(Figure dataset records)

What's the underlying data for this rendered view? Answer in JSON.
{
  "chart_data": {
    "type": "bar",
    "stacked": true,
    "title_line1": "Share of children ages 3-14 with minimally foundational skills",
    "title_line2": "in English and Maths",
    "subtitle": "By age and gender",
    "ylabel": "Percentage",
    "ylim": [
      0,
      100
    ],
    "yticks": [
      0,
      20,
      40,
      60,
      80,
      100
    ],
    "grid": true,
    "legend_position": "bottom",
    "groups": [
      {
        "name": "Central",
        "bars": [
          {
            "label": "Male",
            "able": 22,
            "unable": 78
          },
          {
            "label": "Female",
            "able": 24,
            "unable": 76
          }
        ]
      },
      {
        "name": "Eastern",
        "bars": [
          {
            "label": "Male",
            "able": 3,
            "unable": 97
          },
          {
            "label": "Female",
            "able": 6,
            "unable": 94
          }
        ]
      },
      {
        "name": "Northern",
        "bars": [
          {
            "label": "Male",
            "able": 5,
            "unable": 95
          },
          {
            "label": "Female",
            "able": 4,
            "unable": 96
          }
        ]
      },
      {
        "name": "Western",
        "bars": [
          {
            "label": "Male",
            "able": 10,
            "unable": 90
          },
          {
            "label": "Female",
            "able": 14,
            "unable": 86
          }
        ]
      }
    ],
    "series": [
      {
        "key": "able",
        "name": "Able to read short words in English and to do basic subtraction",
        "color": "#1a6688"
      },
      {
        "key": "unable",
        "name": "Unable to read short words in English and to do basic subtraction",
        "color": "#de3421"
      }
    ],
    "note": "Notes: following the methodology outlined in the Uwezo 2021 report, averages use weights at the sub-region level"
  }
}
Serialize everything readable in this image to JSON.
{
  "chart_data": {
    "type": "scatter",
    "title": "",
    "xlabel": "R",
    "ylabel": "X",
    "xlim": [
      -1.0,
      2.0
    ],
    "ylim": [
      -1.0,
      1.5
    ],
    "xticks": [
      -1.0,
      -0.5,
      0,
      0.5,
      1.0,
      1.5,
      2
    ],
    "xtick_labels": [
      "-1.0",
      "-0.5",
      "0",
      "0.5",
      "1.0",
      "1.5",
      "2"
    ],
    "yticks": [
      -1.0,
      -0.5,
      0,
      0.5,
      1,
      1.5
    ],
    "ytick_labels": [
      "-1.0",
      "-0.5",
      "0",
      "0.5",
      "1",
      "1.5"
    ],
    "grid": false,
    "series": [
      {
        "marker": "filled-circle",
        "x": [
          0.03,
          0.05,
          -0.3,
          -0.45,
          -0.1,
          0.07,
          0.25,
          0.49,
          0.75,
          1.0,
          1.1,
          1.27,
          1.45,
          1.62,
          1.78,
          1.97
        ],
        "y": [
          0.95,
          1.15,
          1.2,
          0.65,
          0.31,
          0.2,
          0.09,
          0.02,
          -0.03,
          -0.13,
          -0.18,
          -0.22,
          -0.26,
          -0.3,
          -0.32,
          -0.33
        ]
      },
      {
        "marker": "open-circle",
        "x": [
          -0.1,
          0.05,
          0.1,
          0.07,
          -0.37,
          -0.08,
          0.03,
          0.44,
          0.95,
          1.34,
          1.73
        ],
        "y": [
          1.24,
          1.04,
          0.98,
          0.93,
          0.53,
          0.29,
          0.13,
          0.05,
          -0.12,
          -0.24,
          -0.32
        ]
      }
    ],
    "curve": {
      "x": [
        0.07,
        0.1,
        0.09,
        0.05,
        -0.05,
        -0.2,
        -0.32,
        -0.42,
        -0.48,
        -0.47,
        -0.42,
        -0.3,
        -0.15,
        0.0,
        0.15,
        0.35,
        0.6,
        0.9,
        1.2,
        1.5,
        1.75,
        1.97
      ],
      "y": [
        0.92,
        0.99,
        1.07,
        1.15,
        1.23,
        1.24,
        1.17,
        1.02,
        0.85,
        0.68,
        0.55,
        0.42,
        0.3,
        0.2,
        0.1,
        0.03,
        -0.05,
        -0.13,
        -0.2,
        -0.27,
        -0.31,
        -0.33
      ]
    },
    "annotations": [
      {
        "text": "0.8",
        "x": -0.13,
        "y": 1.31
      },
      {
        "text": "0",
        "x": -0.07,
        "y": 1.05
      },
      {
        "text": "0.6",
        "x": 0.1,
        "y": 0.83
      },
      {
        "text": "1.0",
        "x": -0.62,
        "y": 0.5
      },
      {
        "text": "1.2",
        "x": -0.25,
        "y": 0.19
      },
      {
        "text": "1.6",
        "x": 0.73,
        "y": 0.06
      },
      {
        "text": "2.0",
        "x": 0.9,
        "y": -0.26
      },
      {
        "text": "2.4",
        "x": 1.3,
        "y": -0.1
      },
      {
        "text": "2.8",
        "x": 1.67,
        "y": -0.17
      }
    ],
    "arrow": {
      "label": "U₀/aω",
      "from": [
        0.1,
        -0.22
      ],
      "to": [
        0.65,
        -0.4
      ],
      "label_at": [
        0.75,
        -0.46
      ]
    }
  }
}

> Objective
From the listing above, collect every line that mentions the word "English".

> Answer for the task
    "title_line2": "in English and Maths",
        "name": "Able to read short words in English and to do basic subtraction",
        "name": "Unable to read short words in English and to do basic subtraction",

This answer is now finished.